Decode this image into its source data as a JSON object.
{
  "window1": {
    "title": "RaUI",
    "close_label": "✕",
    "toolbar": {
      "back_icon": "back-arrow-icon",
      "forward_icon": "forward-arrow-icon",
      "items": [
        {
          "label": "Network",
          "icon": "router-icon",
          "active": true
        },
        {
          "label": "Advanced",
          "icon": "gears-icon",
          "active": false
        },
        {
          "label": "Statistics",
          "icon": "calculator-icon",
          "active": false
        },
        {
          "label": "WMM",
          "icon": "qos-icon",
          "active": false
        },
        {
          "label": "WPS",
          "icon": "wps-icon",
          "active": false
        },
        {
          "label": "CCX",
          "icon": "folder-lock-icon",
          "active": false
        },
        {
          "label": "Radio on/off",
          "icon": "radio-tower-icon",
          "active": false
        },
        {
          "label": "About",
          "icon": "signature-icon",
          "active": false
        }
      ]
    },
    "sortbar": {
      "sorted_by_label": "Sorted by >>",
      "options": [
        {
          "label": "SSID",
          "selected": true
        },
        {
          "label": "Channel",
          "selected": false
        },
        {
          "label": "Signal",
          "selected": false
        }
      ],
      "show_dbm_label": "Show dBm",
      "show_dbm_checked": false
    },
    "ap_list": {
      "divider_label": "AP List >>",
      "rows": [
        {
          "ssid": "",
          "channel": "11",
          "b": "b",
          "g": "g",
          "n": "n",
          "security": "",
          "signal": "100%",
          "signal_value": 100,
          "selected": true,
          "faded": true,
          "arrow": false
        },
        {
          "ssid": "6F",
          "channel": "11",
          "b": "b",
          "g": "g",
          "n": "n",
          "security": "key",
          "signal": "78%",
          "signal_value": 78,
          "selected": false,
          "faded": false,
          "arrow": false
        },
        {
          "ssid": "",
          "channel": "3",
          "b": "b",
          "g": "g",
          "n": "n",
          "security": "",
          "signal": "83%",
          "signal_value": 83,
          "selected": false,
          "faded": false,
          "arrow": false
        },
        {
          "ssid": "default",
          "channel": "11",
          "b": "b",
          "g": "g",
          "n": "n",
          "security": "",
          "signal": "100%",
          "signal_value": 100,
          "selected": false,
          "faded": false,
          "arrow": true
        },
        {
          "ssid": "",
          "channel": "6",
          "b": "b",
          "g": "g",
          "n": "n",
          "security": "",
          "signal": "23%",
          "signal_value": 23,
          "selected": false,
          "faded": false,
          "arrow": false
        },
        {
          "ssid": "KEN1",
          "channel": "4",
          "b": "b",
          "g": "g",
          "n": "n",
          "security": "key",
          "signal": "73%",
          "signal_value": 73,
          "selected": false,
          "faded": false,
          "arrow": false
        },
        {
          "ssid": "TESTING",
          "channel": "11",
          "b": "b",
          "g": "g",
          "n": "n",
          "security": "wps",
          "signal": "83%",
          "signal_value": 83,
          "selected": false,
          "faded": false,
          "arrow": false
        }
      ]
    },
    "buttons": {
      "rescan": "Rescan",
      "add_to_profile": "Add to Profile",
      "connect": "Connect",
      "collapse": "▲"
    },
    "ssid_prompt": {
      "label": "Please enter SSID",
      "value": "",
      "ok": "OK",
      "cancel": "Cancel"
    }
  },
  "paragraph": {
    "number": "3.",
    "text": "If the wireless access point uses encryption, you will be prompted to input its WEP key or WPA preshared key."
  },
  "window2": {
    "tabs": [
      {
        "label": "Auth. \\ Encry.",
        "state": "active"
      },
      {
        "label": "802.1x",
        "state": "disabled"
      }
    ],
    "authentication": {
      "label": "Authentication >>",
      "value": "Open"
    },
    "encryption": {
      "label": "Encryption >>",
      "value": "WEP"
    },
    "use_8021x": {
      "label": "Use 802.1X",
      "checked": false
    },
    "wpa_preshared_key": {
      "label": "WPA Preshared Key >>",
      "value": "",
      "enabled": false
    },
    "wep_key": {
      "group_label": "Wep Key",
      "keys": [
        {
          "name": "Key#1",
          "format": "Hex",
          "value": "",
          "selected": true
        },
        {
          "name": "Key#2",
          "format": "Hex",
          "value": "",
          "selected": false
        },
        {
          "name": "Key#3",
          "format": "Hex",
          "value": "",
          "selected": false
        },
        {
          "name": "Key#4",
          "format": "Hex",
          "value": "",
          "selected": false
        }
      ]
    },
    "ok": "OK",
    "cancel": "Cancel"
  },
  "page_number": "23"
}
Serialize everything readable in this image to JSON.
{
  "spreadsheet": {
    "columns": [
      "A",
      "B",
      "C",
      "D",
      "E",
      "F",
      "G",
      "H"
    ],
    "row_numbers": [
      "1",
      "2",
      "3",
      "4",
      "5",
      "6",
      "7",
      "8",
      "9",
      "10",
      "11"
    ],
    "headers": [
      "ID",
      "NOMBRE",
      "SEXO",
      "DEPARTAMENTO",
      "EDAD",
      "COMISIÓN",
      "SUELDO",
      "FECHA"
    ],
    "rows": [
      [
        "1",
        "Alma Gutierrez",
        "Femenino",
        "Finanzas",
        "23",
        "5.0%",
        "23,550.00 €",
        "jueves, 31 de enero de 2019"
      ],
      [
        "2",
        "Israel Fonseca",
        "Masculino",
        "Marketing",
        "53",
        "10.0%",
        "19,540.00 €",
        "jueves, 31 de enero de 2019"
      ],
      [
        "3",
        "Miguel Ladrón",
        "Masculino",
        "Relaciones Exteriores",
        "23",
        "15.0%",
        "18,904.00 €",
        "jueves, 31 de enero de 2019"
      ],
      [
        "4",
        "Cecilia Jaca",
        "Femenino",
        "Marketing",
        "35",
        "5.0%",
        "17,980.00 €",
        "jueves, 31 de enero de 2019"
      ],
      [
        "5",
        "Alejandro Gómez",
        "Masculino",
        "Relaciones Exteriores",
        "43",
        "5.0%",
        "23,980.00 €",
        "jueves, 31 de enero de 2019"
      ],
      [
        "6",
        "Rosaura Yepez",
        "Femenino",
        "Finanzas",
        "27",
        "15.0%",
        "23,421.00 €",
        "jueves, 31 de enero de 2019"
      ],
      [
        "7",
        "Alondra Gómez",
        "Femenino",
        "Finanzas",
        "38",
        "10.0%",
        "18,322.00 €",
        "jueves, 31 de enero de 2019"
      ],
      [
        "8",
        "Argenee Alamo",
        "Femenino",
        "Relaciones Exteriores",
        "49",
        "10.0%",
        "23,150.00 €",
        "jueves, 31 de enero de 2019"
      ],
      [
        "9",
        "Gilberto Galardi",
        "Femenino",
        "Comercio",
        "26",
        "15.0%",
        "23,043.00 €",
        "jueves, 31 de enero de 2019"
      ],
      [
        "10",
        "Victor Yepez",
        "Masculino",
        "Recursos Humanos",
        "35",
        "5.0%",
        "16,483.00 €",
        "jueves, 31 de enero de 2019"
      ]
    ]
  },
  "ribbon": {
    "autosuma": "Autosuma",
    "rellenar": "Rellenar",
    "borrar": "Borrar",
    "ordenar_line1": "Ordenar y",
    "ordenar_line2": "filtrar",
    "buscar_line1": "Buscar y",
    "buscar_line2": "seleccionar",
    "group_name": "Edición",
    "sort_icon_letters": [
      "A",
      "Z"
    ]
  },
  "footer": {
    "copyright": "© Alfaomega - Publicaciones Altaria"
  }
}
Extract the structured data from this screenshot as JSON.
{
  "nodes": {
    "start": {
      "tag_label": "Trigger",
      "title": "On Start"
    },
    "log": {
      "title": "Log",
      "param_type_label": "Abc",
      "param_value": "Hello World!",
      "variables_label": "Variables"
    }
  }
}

+++

• Written problem: Repeat exactly, and only, the lines from the line with "Extract the structured" through the end of the listing above, both ends included.

• Exercise output:
Extract the structured data from this screenshot as JSON.
{
  "nodes": {
    "start": {
      "tag_label": "Trigger",
      "title": "On Start"
    },
    "log": {
      "title": "Log",
      "param_type_label": "Abc",
      "param_value": "Hello World!",
      "variables_label": "Variables"
    }
  }
}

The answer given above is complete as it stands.